§ **Written problem 1**:
According to the Corporation Bureau page, by what date must a domestic reporting company formed before January 1, 2024 file its initial report with FinCEN?
§ **Written problem 2**:
For each statement, decide whether the Corporation Bureau page supports it. Answer yes or no and quote the deciding words.
(a) The Department of Financial Institutions administers the CTA.
(b) The CTA was enacted as part of the National Defense Authorization Act.
(c) A domestic reporting company formed during 2024 has 90 calendar days after receiving notice of its effective formation to file its initial report.
§ **Written problem 3**:
Carry on the Corporation Bureau page, not the data, starting after its final sentence.

§ **Extracted text**:

######

The Corporation Bureau of the Division of Corporate & Consumer Services at the Department of Financial Institutions is the filing office for the organizational instruments to create corporations, limited partnerships, limited liability partnerships, and limited liability companies, as well as documents to amend those charters in some respect or other. The unit also licenses foreign (out-of-state) organizations desiring to transact business in Wisconsin. Additionally, the bureau maintains the video service franchise and Homeowners' Association registry.
Corporate Transparency Act
Please
note that the Department of Financial Institutions does not administer
the CTA and is unable to answer specific questions regarding
compliance.
Where can I get more information on this topic?
This
information is provided on behalf of the Department of the Treasury and
FinCEN, which administers the CTA's reporting requirements. Visit the
webpages below or contact FinCEN for more information:
FinCEN's beneficial ownership information webpage:
FinCEN's small entity compliance guide
FinCEN's FAQs: FinCEN email: FRC@fincen.gov
FinCEN's Regulatory Helpline: 1-800-767-2825
FinCEN's contact form
The Corporate Transparency Act (“CTA") was enacted by Congress on a bipartisan basis on January 1, 2021, as part of the National Defense Authorization Act. The CTA seeks to prevent and combat money laundering, terrorist and proliferation financing, serious tax fraud, and other financial crimes by making it harder for bad actors to hide or benefit from their ill-gotten gains through shell companies or other opaque structures. Among other reforms, the CTA requires most corporations, limited liability companies, and other similar entities formed or registered to do business in the United States to report information about their beneficial ownership to the Financial Crimes Enforcement Network (FinCEN), a bureau within the U.S. Department of Treasury.
What entities are required to file reports with FinCEN?
The CTA's reporting requirements apply to corporations, limited liability companies, and other entities created by filing a document with the Department of Financial Institutions or a similar office in another state (such as a secretary of state's office). The CTA refers to these entities as domestic reporting companies. The CTA's reporting requirements also refer to entities formed in another country that have registered to do business in the United States by filing a document with the Department of Financial Institutions or a similar office in another state. The CTA refers to those entities as foreign reporting companies.
Several types of types of entities are exempt from these reporting requirements, including tax-exempt entities. The FinCEN resources below provide more information on reporting requirements and exemptions.
When does the CTA take effect?
A domestic reporting company formed prior to January 1, 2024 must file its initial report with FinCEN by January 1, 2025.
A domestic reporting company formed during calendar year 2024 must file its initial report with FinCEN within 90 calendar days of the date it first receives direct or public notice that its formation has become effective. A domestic reporting company formed in Wisconsin receives notice of its effective formation in two ways: (1) direct notice is sent to the filer in an email from the Department of Financial Institutions stating that the company's articles of incorporation, articles of organization, or other formational document has been accepted and filed; and (2) the same day, public notice is provided by adding the newly formed company to the DFI's public corporate records database.

######

§ **Supplied records**:
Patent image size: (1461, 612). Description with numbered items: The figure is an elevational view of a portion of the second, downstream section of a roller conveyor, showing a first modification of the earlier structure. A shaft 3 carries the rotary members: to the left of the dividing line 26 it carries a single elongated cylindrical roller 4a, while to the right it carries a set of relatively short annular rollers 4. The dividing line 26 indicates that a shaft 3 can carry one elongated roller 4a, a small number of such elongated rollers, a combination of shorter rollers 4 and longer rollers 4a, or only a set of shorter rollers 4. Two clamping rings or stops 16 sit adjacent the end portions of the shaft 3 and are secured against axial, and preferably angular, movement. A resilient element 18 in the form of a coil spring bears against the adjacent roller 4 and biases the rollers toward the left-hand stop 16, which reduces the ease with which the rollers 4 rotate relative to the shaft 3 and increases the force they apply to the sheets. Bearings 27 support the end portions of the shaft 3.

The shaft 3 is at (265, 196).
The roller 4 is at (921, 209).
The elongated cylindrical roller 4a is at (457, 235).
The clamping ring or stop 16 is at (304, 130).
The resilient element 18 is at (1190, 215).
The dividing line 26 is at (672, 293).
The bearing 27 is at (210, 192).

######

§ **Task output 1**:
By January 1, 2025.

§ **Task output 2**:
(a) No: "the Department of Financial Institutions does not administer the CTA"
(b) Yes: "as part of the National Defense Authorization Act"
(c) Yes: "within 90 calendar days of the date it first receives direct or public notice that its formation has become effective"

§ **Task output 3**:
A foreign reporting company registered prior to January 1, 2024, must file its initial report with FinCEN by January 1, 2025.
A foreign reporting company first registered during calendar year 2024 must file its initial report with FinCEN within 90 calendar days of the date it first receives direct or public notice that its registration has become effective. A foreign reporting company registered in Wisconsin receives notice of its effective registration in two ways: (1) direct notice is sent to the filer in an email from the Department of Financial Institutions stating that the company's certificate of authority, registration statement, or other registration document has been accepted and filed; and (2) the same day, public notice is provided by adding the newly registered company to the DFI's public corporate records database.
The form for reporting beneficial ownership information will be posted on FinCEN's beneficial ownership information webpage once the CTA takes effect. FinCEN will begin accepting beneficial ownership information reports on January 1, 2024.
Update
Please note that beneficial ownership information reporting
requirements have been affected by a recent federal court order. The Department
of the Treasury is appealing that order. In the meantime, reporting companies
are not currently required to file a BOIR and are not subject to liability if
they fail to do so while the applicable order remains in force.
However, reporting companies may still opt to file a BOIR.
More information is available on FinCEN's website (https://www.fincen.gov/boi).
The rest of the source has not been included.